__BRIEF__:
The complete listing should be restated exactly.

________________

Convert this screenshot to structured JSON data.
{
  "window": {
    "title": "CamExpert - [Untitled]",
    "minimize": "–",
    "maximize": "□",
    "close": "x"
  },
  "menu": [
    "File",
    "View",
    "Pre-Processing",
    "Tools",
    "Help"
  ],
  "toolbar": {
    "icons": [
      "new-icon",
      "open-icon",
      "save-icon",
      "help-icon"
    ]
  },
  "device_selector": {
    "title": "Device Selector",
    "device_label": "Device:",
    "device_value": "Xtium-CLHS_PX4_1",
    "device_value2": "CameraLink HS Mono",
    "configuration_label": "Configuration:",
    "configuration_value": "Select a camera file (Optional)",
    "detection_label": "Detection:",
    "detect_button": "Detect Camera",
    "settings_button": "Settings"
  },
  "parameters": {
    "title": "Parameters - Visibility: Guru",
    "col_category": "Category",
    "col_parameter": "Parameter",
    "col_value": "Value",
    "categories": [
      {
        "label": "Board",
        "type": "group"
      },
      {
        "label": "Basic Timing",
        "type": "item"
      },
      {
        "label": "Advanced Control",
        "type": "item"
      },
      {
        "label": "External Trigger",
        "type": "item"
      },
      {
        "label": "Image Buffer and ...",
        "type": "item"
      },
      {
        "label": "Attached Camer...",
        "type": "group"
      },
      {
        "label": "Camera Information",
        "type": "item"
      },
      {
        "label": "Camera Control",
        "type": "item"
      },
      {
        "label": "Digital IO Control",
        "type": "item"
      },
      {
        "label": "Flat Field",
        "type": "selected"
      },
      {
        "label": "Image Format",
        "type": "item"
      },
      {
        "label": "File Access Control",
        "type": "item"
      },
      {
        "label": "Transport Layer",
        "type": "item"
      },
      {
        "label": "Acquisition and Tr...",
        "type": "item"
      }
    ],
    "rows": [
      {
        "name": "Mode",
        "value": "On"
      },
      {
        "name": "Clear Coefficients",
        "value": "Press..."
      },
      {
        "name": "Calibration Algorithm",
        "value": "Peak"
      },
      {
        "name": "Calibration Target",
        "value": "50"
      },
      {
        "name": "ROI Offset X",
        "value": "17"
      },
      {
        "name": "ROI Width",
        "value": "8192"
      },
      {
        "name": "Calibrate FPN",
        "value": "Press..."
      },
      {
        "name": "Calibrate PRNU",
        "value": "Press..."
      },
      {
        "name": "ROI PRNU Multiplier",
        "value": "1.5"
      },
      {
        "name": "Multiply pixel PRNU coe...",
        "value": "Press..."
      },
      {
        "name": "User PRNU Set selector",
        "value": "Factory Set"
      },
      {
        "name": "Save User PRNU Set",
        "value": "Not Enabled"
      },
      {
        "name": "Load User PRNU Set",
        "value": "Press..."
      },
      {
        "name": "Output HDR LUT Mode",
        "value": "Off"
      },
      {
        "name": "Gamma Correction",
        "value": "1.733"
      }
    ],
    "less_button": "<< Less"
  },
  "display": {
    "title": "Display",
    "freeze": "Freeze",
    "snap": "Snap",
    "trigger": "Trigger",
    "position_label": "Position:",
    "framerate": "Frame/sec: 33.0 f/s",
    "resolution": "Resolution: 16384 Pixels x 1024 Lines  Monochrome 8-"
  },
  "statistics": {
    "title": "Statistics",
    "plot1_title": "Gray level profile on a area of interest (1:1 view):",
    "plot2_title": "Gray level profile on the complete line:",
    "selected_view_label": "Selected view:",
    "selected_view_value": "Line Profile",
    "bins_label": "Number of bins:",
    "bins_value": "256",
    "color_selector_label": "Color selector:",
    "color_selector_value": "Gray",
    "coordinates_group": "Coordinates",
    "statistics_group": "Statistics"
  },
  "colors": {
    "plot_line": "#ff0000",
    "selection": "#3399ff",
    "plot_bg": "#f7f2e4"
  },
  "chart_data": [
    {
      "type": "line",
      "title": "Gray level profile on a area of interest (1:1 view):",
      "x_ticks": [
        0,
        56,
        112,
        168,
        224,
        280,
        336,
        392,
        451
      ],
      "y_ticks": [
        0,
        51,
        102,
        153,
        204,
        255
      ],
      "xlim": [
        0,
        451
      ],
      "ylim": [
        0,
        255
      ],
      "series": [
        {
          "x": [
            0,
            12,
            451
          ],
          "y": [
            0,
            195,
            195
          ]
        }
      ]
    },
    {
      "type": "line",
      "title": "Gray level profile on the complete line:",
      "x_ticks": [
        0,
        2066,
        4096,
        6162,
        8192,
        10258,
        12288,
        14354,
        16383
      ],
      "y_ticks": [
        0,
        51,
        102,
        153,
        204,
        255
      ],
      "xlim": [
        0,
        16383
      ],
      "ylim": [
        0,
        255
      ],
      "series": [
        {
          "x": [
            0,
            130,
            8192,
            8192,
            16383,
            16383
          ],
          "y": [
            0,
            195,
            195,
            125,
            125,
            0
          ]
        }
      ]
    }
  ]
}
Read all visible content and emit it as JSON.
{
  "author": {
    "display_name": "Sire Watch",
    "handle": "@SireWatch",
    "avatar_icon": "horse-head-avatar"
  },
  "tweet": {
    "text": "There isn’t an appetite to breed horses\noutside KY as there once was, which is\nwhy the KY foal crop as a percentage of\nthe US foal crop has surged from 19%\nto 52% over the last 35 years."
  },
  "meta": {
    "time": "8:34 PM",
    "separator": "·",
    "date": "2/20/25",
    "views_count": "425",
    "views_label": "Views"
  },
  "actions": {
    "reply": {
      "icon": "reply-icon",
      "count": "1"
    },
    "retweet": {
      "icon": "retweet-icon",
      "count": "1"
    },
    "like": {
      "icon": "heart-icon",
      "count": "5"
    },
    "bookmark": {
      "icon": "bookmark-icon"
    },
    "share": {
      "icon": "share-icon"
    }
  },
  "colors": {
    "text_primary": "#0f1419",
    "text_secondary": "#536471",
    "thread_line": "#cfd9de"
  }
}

________________

__CORRECT RESPONSE__:
Convert this screenshot to structured JSON data.
{
  "window": {
    "title": "CamExpert - [Untitled]",
    "minimize": "–",
    "maximize": "□",
    "close": "x"
  },
  "menu": [
    "File",
    "View",
    "Pre-Processing",
    "Tools",
    "Help"
  ],
  "toolbar": {
    "icons": [
      "new-icon",
      "open-icon",
      "save-icon",
      "help-icon"
    ]
  },
  "device_selector": {
    "title": "Device Selector",
    "device_label": "Device:",
    "device_value": "Xtium-CLHS_PX4_1",
    "device_value2": "CameraLink HS Mono",
    "configuration_label": "Configuration:",
    "configuration_value": "Select a camera file (Optional)",
    "detection_label": "Detection:",
    "detect_button": "Detect Camera",
    "settings_button": "Settings"
  },
  "parameters": {
    "title": "Parameters - Visibility: Guru",
    "col_category": "Category",
    "col_parameter": "Parameter",
    "col_value": "Value",
    "categories": [
      {
        "label": "Board",
        "type": "group"
      },
      {
        "label": "Basic Timing",
        "type": "item"
      },
      {
        "label": "Advanced Control",
        "type": "item"
      },
      {
        "label": "External Trigger",
        "type": "item"
      },
      {
        "label": "Image Buffer and ...",
        "type": "item"
      },
      {
        "label": "Attached Camer...",
        "type": "group"
      },
      {
        "label": "Camera Information",
        "type": "item"
      },
      {
        "label": "Camera Control",
        "type": "item"
      },
      {
        "label": "Digital IO Control",
        "type": "item"
      },
      {
        "label": "Flat Field",
        "type": "selected"
      },
      {
        "label": "Image Format",
        "type": "item"
      },
      {
        "label": "File Access Control",
        "type": "item"
      },
      {
        "label": "Transport Layer",
        "type": "item"
      },
      {
        "label": "Acquisition and Tr...",
        "type": "item"
      }
    ],
    "rows": [
      {
        "name": "Mode",
        "value": "On"
      },
      {
        "name": "Clear Coefficients",
        "value": "Press..."
      },
      {
        "name": "Calibration Algorithm",
        "value": "Peak"
      },
      {
        "name": "Calibration Target",
        "value": "50"
      },
      {
        "name": "ROI Offset X",
        "value": "17"
      },
      {
        "name": "ROI Width",
        "value": "8192"
      },
      {
        "name": "Calibrate FPN",
        "value": "Press..."
      },
      {
        "name": "Calibrate PRNU",
        "value": "Press..."
      },
      {
        "name": "ROI PRNU Multiplier",
        "value": "1.5"
      },
      {
        "name": "Multiply pixel PRNU coe...",
        "value": "Press..."
      },
      {
        "name": "User PRNU Set selector",
        "value": "Factory Set"
      },
      {
        "name": "Save User PRNU Set",
        "value": "Not Enabled"
      },
      {
        "name": "Load User PRNU Set",
        "value": "Press..."
      },
      {
        "name": "Output HDR LUT Mode",
        "value": "Off"
      },
      {
        "name": "Gamma Correction",
        "value": "1.733"
      }
    ],
    "less_button": "<< Less"
  },
  "display": {
    "title": "Display",
    "freeze": "Freeze",
    "snap": "Snap",
    "trigger": "Trigger",
    "position_label": "Position:",
    "framerate": "Frame/sec: 33.0 f/s",
    "resolution": "Resolution: 16384 Pixels x 1024 Lines  Monochrome 8-"
  },
  "statistics": {
    "title": "Statistics",
    "plot1_title": "Gray level profile on a area of interest (1:1 view):",
    "plot2_title": "Gray level profile on the complete line:",
    "selected_view_label": "Selected view:",
    "selected_view_value": "Line Profile",
    "bins_label": "Number of bins:",
    "bins_value": "256",
    "color_selector_label": "Color selector:",
    "color_selector_value": "Gray",
    "coordinates_group": "Coordinates",
    "statistics_group": "Statistics"
  },
  "colors": {
    "plot_line": "#ff0000",
    "selection": "#3399ff",
    "plot_bg": "#f7f2e4"
  },
  "chart_data": [
    {
      "type": "line",
      "title": "Gray level profile on a area of interest (1:1 view):",
      "x_ticks": [
        0,
        56,
        112,
        168,
        224,
        280,
        336,
        392,
        451
      ],
      "y_ticks": [
        0,
        51,
        102,
        153,
        204,
        255
      ],
      "xlim": [
        0,
        451
      ],
      "ylim": [
        0,
        255
      ],
      "series": [
        {
          "x": [
            0,
            12,
            451
          ],
          "y": [
            0,
            195,
            195
          ]
        }
      ]
    },
    {
      "type": "line",
      "title": "Gray level profile on the complete line:",
      "x_ticks": [
        0,
        2066,
        4096,
        6162,
        8192,
        10258,
        12288,
        14354,
        16383
      ],
      "y_ticks": [
        0,
        51,
        102,
        153,
        204,
        255
      ],
      "xlim": [
        0,
        16383
      ],
      "ylim": [
        0,
        255
      ],
      "series": [
        {
          "x": [
            0,
            130,
            8192,
            8192,
            16383,
            16383
          ],
          "y": [
            0,
            195,
            195,
            125,
            125,
            0
          ]
        }
      ]
    }
  ]
}
Read all visible content and emit it as JSON.
{
  "author": {
    "display_name": "Sire Watch",
    "handle": "@SireWatch",
    "avatar_icon": "horse-head-avatar"
  },
  "tweet": {
    "text": "There isn’t an appetite to breed horses\noutside KY as there once was, which is\nwhy the KY foal crop as a percentage of\nthe US foal crop has surged from 19%\nto 52% over the last 35 years."
  },
  "meta": {
    "time": "8:34 PM",
    "separator": "·",
    "date": "2/20/25",
    "views_count": "425",
    "views_label": "Views"
  },
  "actions": {
    "reply": {
      "icon": "reply-icon",
      "count": "1"
    },
    "retweet": {
      "icon": "retweet-icon",
      "count": "1"
    },
    "like": {
      "icon": "heart-icon",
      "count": "5"
    },
    "bookmark": {
      "icon": "bookmark-icon"
    },
    "share": {
      "icon": "share-icon"
    }
  },
  "colors": {
    "text_primary": "#0f1419",
    "text_secondary": "#536471",
    "thread_line": "#cfd9de"
  }
}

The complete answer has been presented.